▶ [Required work] Transcribe the data in full and exactly, omitting any pictures.

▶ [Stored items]
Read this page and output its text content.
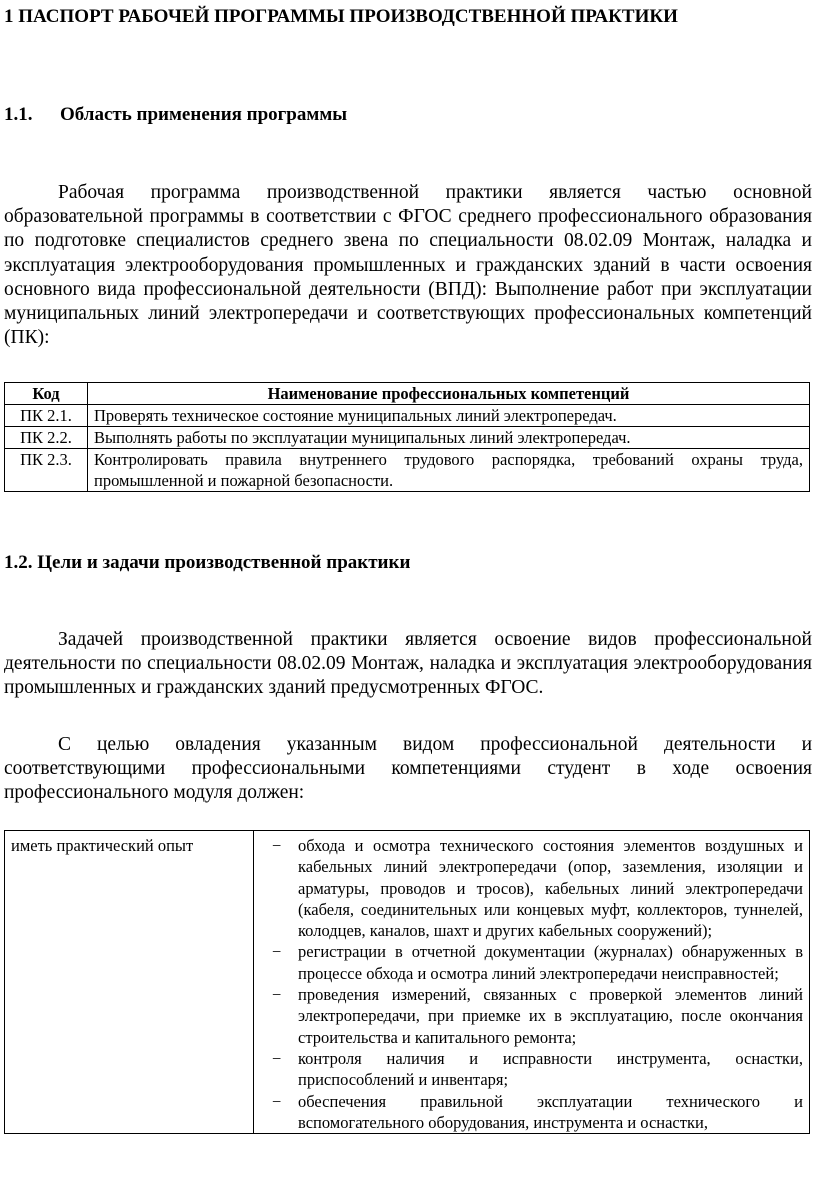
1 ПАСПОРТ РАБОЧЕЙ ПРОГРАММЫ ПРОИЗВОДСТВЕННОЙ ПРАКТИКИ
1.1. Область применения программы

Рабочая программа производственной практики является частью основной образовательной программы в соответствии с ФГОС среднего профессионального образования по подготовке специалистов среднего звена по специальности 08.02.09 Монтаж, наладка и эксплуатация электрооборудования промышленных и гражданских зданий в части освоения основного вида профессиональной деятельности (ВПД): Выполнение работ при эксплуатации муниципальных линий электропередачи и соответствующих профессиональных компетенций (ПК):

Код	Наименование профессиональных компетенций
ПК 2.1.	Проверять техническое состояние муниципальных линий электропередач.
ПК 2.2.	Выполнять работы по эксплуатации муниципальных линий электропередач.
ПК 2.3.	Контролировать правила внутреннего трудового распорядка, требований охраны труда, промышленной и пожарной безопасности.
1.2. Цели и задачи производственной практики

Задачей производственной практики является освоение видов профессиональной деятельности по специальности 08.02.09 Монтаж, наладка и эксплуатация электрооборудования промышленных и гражданских зданий предусмотренных ФГОС.

С целью овладения указанным видом профессиональной деятельности и соответствующими профессиональными компетенциями студент в ходе освоения профессионального модуля должен:

иметь практический опыт	− обхода и осмотра технического состояния элементов воздушных и кабельных линий электропередачи (опор, заземления, изоляции и арматуры, проводов и тросов), кабельных линий электропередачи (кабеля, соединительных или концевых муфт, коллекторов, туннелей, колодцев, каналов, шахт и других кабельных сооружений);
− регистрации в отчетной документации (журналах) обнаруженных в процессе обхода и осмотра линий электропередачи неисправностей;
− проведения измерений, связанных с проверкой элементов линий электропередачи, при приемке их в эксплуатацию, после окончания строительства и капитального ремонта;
− контроля наличия и исправности инструмента, оснастки, приспособлений и инвентаря;
− обеспечения правильной эксплуатации технического и вспомогательного оборудования, инструмента и оснастки,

▶ [Reply to the exercise]
Read this page and output its text content.
1 ПАСПОРТ РАБОЧЕЙ ПРОГРАММЫ ПРОИЗВОДСТВЕННОЙ ПРАКТИКИ
1.1. Область применения программы

Рабочая программа производственной практики является частью основной образовательной программы в соответствии с ФГОС среднего профессионального образования по подготовке специалистов среднего звена по специальности 08.02.09 Монтаж, наладка и эксплуатация электрооборудования промышленных и гражданских зданий в части освоения основного вида профессиональной деятельности (ВПД): Выполнение работ при эксплуатации муниципальных линий электропередачи и соответствующих профессиональных компетенций (ПК):

Код	Наименование профессиональных компетенций
ПК 2.1.	Проверять техническое состояние муниципальных линий электропередач.
ПК 2.2.	Выполнять работы по эксплуатации муниципальных линий электропередач.
ПК 2.3.	Контролировать правила внутреннего трудового распорядка, требований охраны труда, промышленной и пожарной безопасности.
1.2. Цели и задачи производственной практики

Задачей производственной практики является освоение видов профессиональной деятельности по специальности 08.02.09 Монтаж, наладка и эксплуатация электрооборудования промышленных и гражданских зданий предусмотренных ФГОС.

С целью овладения указанным видом профессиональной деятельности и соответствующими профессиональными компетенциями студент в ходе освоения профессионального модуля должен:

иметь практический опыт	− обхода и осмотра технического состояния элементов воздушных и кабельных линий электропередачи (опор, заземления, изоляции и арматуры, проводов и тросов), кабельных линий электропередачи (кабеля, соединительных или концевых муфт, коллекторов, туннелей, колодцев, каналов, шахт и других кабельных сооружений);
− регистрации в отчетной документации (журналах) обнаруженных в процессе обхода и осмотра линий электропередачи неисправностей;
− проведения измерений, связанных с проверкой элементов линий электропередачи, при приемке их в эксплуатацию, после окончания строительства и капитального ремонта;
− контроля наличия и исправности инструмента, оснастки, приспособлений и инвентаря;
− обеспечения правильной эксплуатации технического и вспомогательного оборудования, инструмента и оснастки,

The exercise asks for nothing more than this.